* BEGIN Recorded information *

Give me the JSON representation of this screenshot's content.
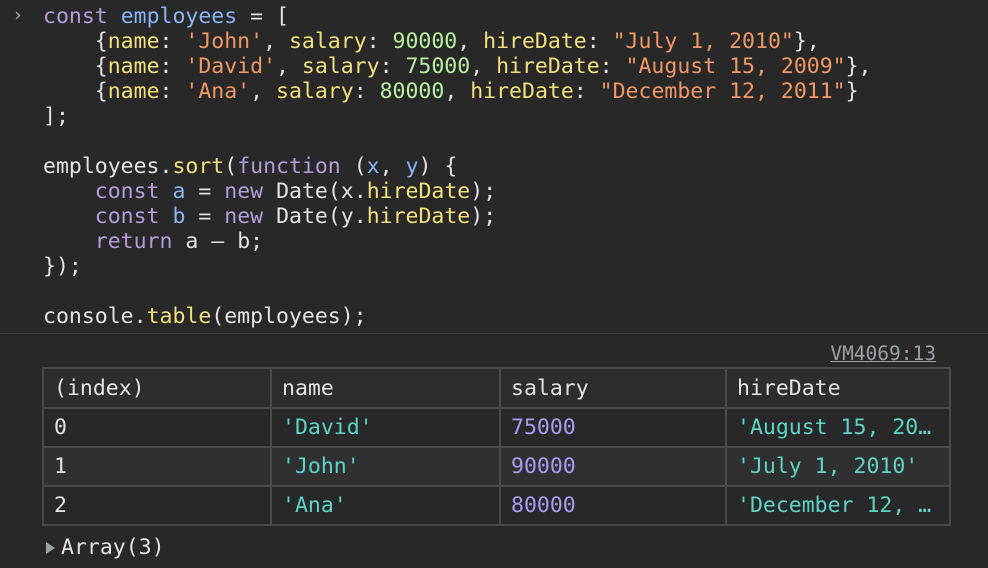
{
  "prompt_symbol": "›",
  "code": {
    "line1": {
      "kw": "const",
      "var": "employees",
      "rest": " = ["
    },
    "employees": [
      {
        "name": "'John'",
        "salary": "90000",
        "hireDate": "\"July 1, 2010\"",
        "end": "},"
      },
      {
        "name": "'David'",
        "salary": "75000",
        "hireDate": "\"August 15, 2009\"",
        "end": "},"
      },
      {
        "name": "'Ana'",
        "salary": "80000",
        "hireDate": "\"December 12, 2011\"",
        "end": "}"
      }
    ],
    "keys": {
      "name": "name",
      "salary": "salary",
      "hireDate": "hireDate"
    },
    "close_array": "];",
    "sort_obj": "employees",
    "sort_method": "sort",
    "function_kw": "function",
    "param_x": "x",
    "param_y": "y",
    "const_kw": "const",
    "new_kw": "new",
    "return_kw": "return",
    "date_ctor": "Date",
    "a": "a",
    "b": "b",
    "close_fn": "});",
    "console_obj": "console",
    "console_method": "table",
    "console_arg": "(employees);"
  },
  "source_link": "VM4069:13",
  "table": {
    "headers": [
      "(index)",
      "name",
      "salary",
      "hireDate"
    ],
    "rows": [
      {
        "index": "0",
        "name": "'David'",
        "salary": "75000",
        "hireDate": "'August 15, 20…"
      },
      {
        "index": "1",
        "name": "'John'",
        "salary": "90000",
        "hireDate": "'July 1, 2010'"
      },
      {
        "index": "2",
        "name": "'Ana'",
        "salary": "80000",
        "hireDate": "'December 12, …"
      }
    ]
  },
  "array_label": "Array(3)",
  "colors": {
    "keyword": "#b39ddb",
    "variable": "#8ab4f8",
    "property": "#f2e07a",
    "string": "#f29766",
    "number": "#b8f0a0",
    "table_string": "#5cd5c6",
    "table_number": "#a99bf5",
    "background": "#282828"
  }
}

* END Recorded information *
* BEGIN Recorded information *

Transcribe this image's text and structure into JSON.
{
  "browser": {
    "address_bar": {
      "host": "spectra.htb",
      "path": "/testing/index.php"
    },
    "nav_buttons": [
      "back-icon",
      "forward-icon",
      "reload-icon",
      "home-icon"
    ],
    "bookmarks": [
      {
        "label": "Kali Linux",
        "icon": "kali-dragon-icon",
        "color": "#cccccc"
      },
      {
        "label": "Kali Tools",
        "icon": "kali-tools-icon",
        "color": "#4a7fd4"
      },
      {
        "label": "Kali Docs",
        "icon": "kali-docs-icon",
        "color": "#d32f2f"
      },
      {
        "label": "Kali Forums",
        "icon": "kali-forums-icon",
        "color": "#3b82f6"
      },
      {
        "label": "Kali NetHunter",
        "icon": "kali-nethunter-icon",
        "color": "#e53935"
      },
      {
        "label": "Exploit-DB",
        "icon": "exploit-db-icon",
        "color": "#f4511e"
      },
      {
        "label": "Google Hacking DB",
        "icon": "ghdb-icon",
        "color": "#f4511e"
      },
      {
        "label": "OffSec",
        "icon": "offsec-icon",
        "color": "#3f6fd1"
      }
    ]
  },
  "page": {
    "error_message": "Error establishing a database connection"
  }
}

* END Recorded information *

§ Task requirements
Establish how many lines of the material above hold the word "August". Nothing but the count should be returned.

§ Result
2